== Passage to read ==

There is one question that has the potential to bring more harm to our relationships than any other.

“What’s in it for me?”  Without even thinking, our natural bent is so often apt to ask this question. We are constantly looking out for our own benefit.  Perhaps you’ve experienced a conflict in your home or with a coworker or classmate; how would that conflict be different if nobody asked, “What’s in it for me?”

This question turns our God-give callings into an opportunity to meet our own needs. It turns people into objects as we strip away their dignity in order that we might get what we want. This question turns our relationships into a series of transactions that will hopefully lead us to be more profitable than our neighbor.

Selfishness infiltrates the human heart. This is the same thing that Paul Tripp described when he suggested, “The DNA of sin is selfishness.”  The human heart is bent in on itself.

When Paul describes the Christian life, he describes our relationships a bit different than the typical inward-bent:

In your relationships with one another, have the same mindset as Christ Jesus:

Who, being in very nature God, did not consider equality with God something to be used to his own advantage; rather, he made himself nothing by taking the very nature of a servant, being made in human likeness. And being found in appearance as a man, he humbled himself by becoming obedient to death—even death on a cross! - Phil 2:5-11

Jesus is the opposite of selfishness.

===

[Assignment]: Extend the piece on the question "What's in it for me?" by a few paragraphs, beginning right after "Jesus is the opposite of selfishness."

== The data ==

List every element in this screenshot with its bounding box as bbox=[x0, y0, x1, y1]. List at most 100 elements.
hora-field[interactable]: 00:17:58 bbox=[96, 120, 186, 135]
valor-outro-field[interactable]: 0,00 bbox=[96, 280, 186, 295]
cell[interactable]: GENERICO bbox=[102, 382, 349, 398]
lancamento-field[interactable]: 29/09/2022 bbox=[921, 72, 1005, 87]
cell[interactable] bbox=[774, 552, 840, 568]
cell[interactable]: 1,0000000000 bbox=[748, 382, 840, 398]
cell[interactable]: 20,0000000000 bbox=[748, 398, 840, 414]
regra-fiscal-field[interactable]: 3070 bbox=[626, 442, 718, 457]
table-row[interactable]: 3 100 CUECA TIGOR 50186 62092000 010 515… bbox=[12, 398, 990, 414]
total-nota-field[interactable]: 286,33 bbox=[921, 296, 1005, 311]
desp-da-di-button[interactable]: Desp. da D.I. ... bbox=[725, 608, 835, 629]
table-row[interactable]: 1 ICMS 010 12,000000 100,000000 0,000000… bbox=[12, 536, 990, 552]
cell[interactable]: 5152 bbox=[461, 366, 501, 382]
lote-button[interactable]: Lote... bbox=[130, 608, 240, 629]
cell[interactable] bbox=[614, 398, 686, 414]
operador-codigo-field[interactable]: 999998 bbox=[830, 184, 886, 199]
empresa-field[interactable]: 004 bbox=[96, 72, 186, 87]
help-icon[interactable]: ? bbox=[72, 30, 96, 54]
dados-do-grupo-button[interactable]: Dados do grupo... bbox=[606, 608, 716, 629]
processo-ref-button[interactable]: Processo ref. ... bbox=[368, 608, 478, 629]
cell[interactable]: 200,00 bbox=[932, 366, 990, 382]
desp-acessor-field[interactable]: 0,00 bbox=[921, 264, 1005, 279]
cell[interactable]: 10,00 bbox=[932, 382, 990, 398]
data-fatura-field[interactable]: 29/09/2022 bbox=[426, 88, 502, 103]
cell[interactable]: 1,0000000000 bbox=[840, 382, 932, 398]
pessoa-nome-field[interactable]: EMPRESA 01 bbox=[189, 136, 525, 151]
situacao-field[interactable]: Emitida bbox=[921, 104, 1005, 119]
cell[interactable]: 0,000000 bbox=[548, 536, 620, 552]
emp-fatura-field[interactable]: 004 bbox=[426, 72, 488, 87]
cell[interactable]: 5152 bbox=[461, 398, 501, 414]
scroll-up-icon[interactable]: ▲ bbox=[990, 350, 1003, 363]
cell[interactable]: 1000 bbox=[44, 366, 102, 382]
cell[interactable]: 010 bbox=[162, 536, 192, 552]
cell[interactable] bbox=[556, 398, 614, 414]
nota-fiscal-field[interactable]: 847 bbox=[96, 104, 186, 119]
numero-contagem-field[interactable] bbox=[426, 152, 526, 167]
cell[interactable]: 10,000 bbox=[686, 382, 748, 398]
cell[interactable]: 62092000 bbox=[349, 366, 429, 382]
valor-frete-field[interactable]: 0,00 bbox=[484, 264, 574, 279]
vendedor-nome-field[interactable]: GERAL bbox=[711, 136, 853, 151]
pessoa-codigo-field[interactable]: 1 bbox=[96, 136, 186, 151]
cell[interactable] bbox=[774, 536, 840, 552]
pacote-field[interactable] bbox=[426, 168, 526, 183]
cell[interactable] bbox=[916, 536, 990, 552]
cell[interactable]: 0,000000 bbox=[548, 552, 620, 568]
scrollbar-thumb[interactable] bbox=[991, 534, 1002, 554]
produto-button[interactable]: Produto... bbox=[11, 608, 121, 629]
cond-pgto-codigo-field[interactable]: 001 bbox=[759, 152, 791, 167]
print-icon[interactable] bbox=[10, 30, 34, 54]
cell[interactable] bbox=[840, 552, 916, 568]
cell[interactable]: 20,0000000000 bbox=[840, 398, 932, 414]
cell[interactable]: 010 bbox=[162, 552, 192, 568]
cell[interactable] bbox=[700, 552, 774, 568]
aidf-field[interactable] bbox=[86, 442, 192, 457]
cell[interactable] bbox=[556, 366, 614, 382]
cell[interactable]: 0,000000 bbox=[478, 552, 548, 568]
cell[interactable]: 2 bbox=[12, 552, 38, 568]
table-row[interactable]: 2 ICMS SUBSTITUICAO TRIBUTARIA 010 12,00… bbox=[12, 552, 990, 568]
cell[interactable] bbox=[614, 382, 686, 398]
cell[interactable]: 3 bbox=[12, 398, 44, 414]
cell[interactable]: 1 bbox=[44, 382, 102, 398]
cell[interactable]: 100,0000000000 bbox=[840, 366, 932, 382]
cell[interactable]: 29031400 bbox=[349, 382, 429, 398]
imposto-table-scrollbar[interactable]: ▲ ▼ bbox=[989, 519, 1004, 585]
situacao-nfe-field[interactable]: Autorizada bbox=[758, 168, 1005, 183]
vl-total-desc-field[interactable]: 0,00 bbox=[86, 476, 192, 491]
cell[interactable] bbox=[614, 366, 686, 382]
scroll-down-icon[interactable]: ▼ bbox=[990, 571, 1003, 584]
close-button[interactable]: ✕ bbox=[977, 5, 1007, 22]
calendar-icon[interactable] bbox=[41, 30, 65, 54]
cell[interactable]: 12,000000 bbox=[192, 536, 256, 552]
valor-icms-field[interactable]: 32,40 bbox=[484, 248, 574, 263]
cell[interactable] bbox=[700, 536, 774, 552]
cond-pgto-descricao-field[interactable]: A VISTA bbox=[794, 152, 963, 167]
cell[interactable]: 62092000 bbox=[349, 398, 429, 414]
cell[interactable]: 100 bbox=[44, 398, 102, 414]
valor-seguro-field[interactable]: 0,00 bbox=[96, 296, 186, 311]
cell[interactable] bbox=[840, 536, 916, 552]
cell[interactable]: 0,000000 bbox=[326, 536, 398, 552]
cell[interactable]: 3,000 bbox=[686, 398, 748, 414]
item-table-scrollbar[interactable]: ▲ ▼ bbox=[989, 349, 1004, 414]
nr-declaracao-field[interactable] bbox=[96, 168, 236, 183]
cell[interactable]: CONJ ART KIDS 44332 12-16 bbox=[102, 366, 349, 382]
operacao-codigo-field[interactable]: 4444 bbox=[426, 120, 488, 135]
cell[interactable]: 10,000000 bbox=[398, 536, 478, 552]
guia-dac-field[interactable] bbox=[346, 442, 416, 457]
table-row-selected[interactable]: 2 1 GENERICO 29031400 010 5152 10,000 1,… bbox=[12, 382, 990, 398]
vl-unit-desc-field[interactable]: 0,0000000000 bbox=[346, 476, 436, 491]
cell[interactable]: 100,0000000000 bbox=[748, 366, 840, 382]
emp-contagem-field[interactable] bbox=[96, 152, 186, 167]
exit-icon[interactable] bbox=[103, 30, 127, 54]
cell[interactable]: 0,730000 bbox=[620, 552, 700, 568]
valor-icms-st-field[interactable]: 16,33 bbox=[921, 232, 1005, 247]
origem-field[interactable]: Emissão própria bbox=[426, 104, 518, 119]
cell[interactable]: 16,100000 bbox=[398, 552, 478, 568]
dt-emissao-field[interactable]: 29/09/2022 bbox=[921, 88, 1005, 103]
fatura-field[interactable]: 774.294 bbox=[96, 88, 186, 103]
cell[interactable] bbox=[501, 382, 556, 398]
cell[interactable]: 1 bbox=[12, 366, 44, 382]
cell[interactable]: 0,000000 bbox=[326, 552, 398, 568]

===

[Your response]:
He doesn’t deserve the cross, he shouldn’t be a servant, and he has no need to be humble. But he is. The core of the human heart is selfishness, but central to the heart of Jesus is love. And it is precisely the heart of Jesus that curves our sinful hearts outward towards the heart of others. When we can’t give up asking, “What’s in it for me,” Jesus only asks, “What’s in it for you?” He gives up everything so that you might have everything.

He allows himself to be broken and poured out for the world around him. Instead of worrying about his own bruises and scars, his blood gets poured out for the criminals, the cowards, and the rebels. In humility his mission is never about self-preservation, but is always about self-sacrifice.

This is the kind of love that transforms.

@@Christ is so committed to us that we don’t need to be all about ourselves.@@ He has given us everything to the point that we don’t need the profit, the worth, or the value that we so often look for in the people around us. His body and blood is broken and poured out for us so that we might also be broken and poured out for the world around us.